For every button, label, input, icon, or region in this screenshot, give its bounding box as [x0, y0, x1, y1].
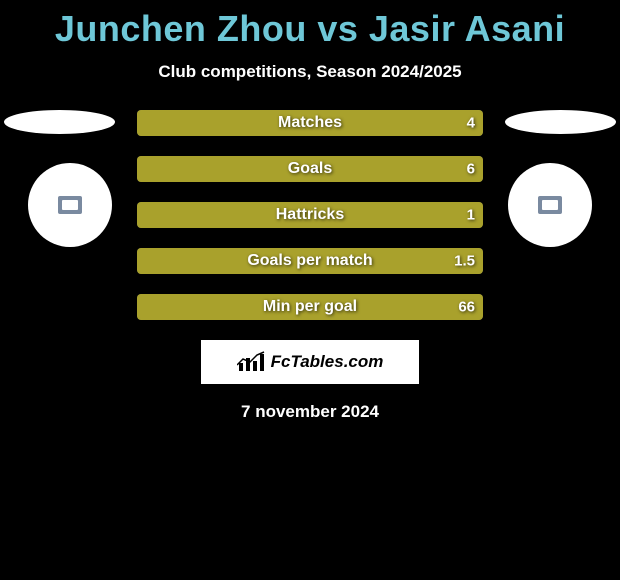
placeholder-image-icon: [58, 196, 82, 214]
player-left-oval: [4, 110, 115, 134]
stat-label: Matches: [278, 114, 342, 132]
stat-label: Hattricks: [276, 206, 344, 224]
player-left-avatar: [28, 163, 112, 247]
stat-value-right: 1.5: [454, 253, 475, 270]
watermark-text: FcTables.com: [271, 352, 384, 372]
stat-label: Goals per match: [247, 252, 372, 270]
watermark: FcTables.com: [201, 340, 419, 384]
watermark-chart-icon: [237, 351, 265, 373]
stat-row: Goals per match 1.5: [137, 248, 483, 274]
stat-row: Hattricks 1: [137, 202, 483, 228]
comparison-panel: Matches 4 Goals 6 Hattricks 1 Goals per match 1…: [0, 110, 620, 422]
stat-label: Goals: [288, 160, 332, 178]
stat-value-right: 4: [467, 115, 475, 132]
stat-bars: Matches 4 Goals 6 Hattricks 1 Goals per match 1…: [137, 110, 483, 320]
stat-row: Min per goal 66: [137, 294, 483, 320]
page-title: Junchen Zhou vs Jasir Asani: [0, 0, 620, 50]
stat-label: Min per goal: [263, 298, 357, 316]
stat-row: Goals 6: [137, 156, 483, 182]
stat-value-right: 66: [458, 299, 475, 316]
player-right-oval: [505, 110, 616, 134]
stat-value-right: 1: [467, 207, 475, 224]
player-right-avatar: [508, 163, 592, 247]
placeholder-image-icon: [538, 196, 562, 214]
page-subtitle: Club competitions, Season 2024/2025: [0, 62, 620, 82]
stat-value-right: 6: [467, 161, 475, 178]
date-label: 7 november 2024: [0, 402, 620, 422]
stat-row: Matches 4: [137, 110, 483, 136]
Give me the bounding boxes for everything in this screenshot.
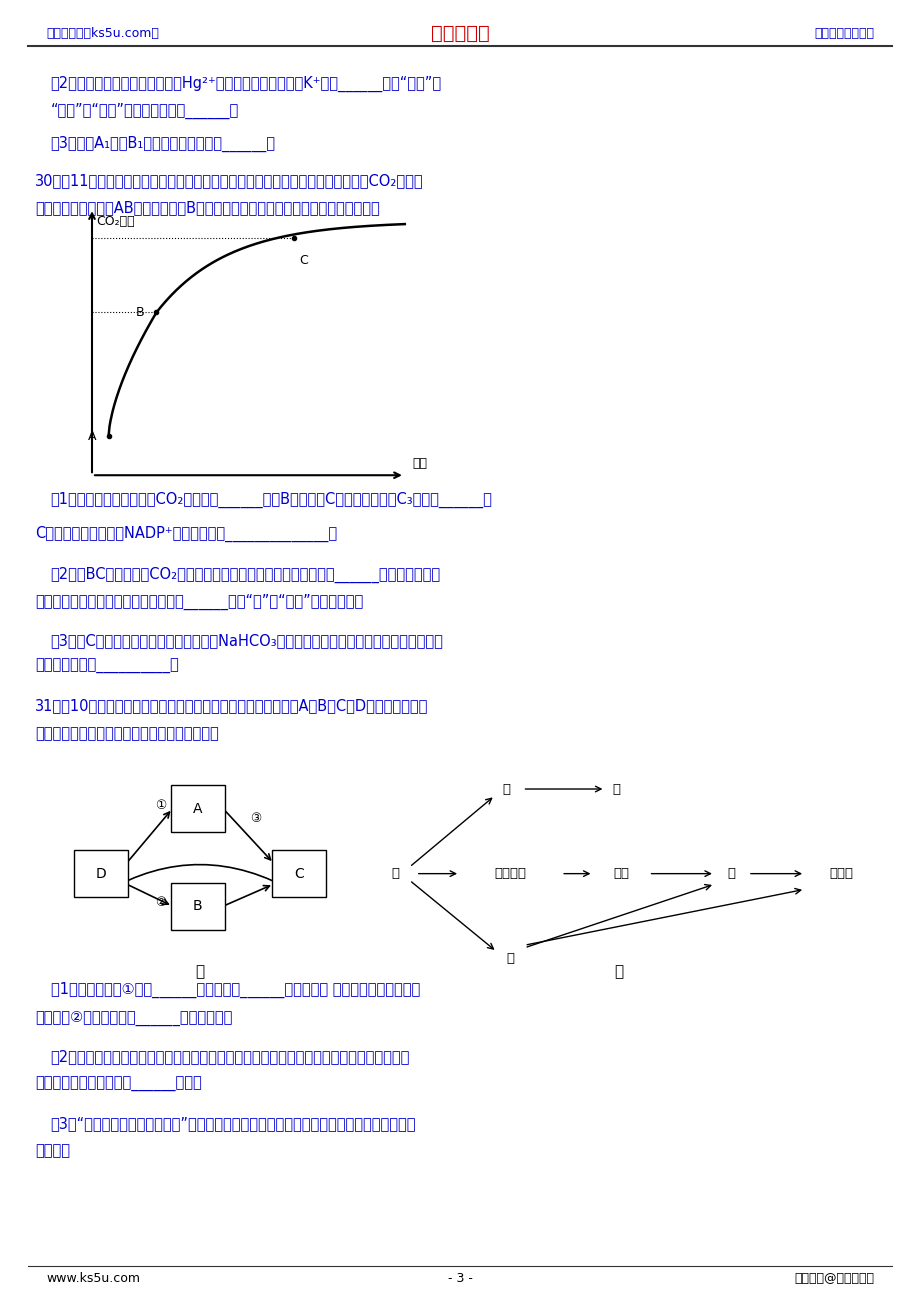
Text: C: C [294, 867, 303, 880]
Text: （1）该植物细胞中能产生CO₂的场所有______。与B点相比，C点时叶肉细胞中C₃的含量______。: （1）该植物细胞中能产生CO₂的场所有______。与B点相比，C点时叶肉细胞中… [51, 492, 492, 508]
Text: www.ks5u.com: www.ks5u.com [46, 1272, 140, 1285]
Text: 猫头鹰: 猫头鹰 [829, 867, 853, 880]
Text: （2）在BC段，装置内CO₂浓度的增加速率逐渐减慢，其原因主要是______。据图分析，若: （2）在BC段，装置内CO₂浓度的增加速率逐渐减慢，其原因主要是______。据… [51, 566, 440, 582]
Text: ③: ③ [250, 812, 261, 825]
Text: 时间: 时间 [412, 457, 426, 470]
Text: B: B [193, 900, 202, 913]
FancyBboxPatch shape [171, 883, 225, 930]
Text: 草: 草 [391, 867, 399, 880]
Text: 系统具有: 系统具有 [35, 1143, 70, 1159]
Text: ②: ② [155, 896, 166, 909]
Text: 成分，图乙为其中部分营养结构。请据图回答：: 成分，图乙为其中部分营养结构。请据图回答： [35, 727, 219, 742]
FancyBboxPatch shape [171, 785, 225, 832]
Text: （1）图甲中过程①表示______。图甲中的______（用字母表 示）成分没在图乙中出: （1）图甲中过程①表示______。图甲中的______（用字母表 示）成分没在… [51, 982, 419, 997]
Text: 蟾蛍: 蟾蛍 [612, 867, 629, 880]
Text: 食草昆虫: 食草昆虫 [494, 867, 526, 880]
Text: A: A [193, 802, 202, 815]
Text: （2）乙图中的蛇由于某种原因数量下降，蟾蛍的数量先增多后减少，最后趋于稳定，这属于: （2）乙图中的蛇由于某种原因数量下降，蟾蛍的数量先增多后减少，最后趋于稳定，这属… [51, 1049, 410, 1065]
Text: 变化如图所示。图中AB段为暗处理，B点开始给予一定强度的光照。请回答下列问题：: 变化如图所示。图中AB段为暗处理，B点开始给予一定强度的光照。请回答下列问题： [35, 201, 380, 216]
Text: 变化，其原因是__________。: 变化，其原因是__________。 [35, 659, 178, 674]
Text: （2）分析上表中数据可知，随着Hg²⁺浓度的升高，细胞吸收K⁺的量______（填“增多”、: （2）分析上表中数据可知，随着Hg²⁺浓度的升高，细胞吸收K⁺的量______（… [51, 76, 441, 91]
Text: 现。图甲②过程中碳是以______形式传递的。: 现。图甲②过程中碳是以______形式传递的。 [35, 1010, 233, 1026]
Text: 30．（11分）将某高等植物放在密闭透明的容器内，在温度适宜的条件下，容器内CO₂浓度的: 30．（11分）将某高等植物放在密闭透明的容器内，在温度适宜的条件下，容器内CO… [35, 173, 423, 189]
Text: 人: 人 [612, 783, 619, 796]
FancyBboxPatch shape [272, 850, 325, 897]
Text: （3）“野火烧不尽，春风吹又生”，这句诗反映草原被野火燃烧后能恢复原样，这是因为生态: （3）“野火烧不尽，春风吹又生”，这句诗反映草原被野火燃烧后能恢复原样，这是因为… [51, 1116, 415, 1131]
Text: CO₂浓度: CO₂浓度 [96, 215, 135, 228]
Text: 31．（10分）如图甲是某草原生态系统中的碳循环模式图，图中A、B、C、D表示生态系统的: 31．（10分）如图甲是某草原生态系统中的碳循环模式图，图中A、B、C、D表示生… [35, 698, 428, 713]
Text: 您身边的高考专家: 您身边的高考专家 [813, 27, 873, 40]
Text: 鼠: 鼠 [506, 952, 514, 965]
Text: 高考资源网: 高考资源网 [430, 25, 489, 43]
Text: 版权所有@高考资源网: 版权所有@高考资源网 [793, 1272, 873, 1285]
Text: 乙: 乙 [614, 963, 622, 979]
Text: 蛇: 蛇 [727, 867, 734, 880]
FancyBboxPatch shape [74, 850, 129, 897]
Text: 调节，说明生态系统具有______能力。: 调节，说明生态系统具有______能力。 [35, 1077, 201, 1092]
Text: ①: ① [155, 799, 166, 812]
Text: D: D [96, 867, 107, 880]
Text: 长期处于该光照强度下，该植物的幼苗______（填“能”或“不能”）正常生长。: 长期处于该光照强度下，该植物的幼苗______（填“能”或“不能”）正常生长。 [35, 594, 363, 609]
Text: （3）对比A₁组和B₁组，可得出的结论是______。: （3）对比A₁组和B₁组，可得出的结论是______。 [51, 135, 276, 151]
Text: B: B [136, 306, 144, 319]
Text: 羊: 羊 [502, 783, 509, 796]
Text: C点时，该植物细胞中NADP⁺的移动方向是______________。: C点时，该植物细胞中NADP⁺的移动方向是______________。 [35, 526, 336, 542]
Text: A: A [88, 430, 96, 443]
Text: - 3 -: - 3 - [447, 1272, 472, 1285]
Text: “不变”或“减少”），可能的原是______。: “不变”或“减少”），可能的原是______。 [51, 103, 239, 118]
Text: （3）在C点时，向容器中注入一定浓度的NaHCO₃溶液，发现植物的光合作用速率并没有发生: （3）在C点时，向容器中注入一定浓度的NaHCO₃溶液，发现植物的光合作用速率并… [51, 633, 443, 648]
Text: 高考资源网（ks5u.com）: 高考资源网（ks5u.com） [46, 27, 159, 40]
Text: C: C [299, 254, 308, 267]
Text: 甲: 甲 [196, 963, 204, 979]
====
Which lines in the data above contain the word "oval"? List each of them in full, matching case exactly.

player-left-oval: [4, 110, 115, 134]
player-right-oval: [505, 110, 616, 134]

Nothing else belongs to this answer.